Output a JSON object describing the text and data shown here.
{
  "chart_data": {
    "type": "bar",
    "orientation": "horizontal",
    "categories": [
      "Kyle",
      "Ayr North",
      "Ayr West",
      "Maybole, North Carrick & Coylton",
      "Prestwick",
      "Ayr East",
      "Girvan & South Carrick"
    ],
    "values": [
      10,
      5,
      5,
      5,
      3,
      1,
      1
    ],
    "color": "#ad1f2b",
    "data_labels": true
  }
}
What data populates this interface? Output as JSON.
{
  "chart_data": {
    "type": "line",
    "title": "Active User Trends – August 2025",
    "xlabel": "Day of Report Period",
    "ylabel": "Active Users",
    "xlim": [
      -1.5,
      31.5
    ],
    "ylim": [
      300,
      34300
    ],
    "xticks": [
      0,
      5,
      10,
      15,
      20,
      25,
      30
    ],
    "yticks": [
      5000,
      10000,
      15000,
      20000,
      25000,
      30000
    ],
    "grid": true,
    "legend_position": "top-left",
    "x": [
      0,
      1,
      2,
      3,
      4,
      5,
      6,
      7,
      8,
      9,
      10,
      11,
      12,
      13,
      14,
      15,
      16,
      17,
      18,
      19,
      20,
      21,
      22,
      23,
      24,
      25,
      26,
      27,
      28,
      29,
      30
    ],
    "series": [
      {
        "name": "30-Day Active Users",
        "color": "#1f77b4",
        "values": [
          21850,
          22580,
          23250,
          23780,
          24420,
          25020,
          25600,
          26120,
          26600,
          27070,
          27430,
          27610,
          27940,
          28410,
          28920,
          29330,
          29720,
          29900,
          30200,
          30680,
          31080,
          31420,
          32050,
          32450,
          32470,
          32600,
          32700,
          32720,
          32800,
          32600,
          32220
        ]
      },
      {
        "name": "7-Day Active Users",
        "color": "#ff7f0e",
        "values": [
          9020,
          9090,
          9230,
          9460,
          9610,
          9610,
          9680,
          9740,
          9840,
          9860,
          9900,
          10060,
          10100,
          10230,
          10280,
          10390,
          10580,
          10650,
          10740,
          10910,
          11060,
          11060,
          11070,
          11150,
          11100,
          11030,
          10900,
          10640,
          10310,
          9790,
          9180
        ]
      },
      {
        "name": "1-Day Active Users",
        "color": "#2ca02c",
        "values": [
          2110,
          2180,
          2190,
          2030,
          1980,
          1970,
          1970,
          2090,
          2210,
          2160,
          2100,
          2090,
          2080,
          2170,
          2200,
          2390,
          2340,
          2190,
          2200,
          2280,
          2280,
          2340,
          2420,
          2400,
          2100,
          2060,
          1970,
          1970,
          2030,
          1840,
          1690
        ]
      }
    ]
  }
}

**Request:**
State the number of lines in these entries that include the string "color". Provide nothing beyond that number.

**Answer for this exercise:**
4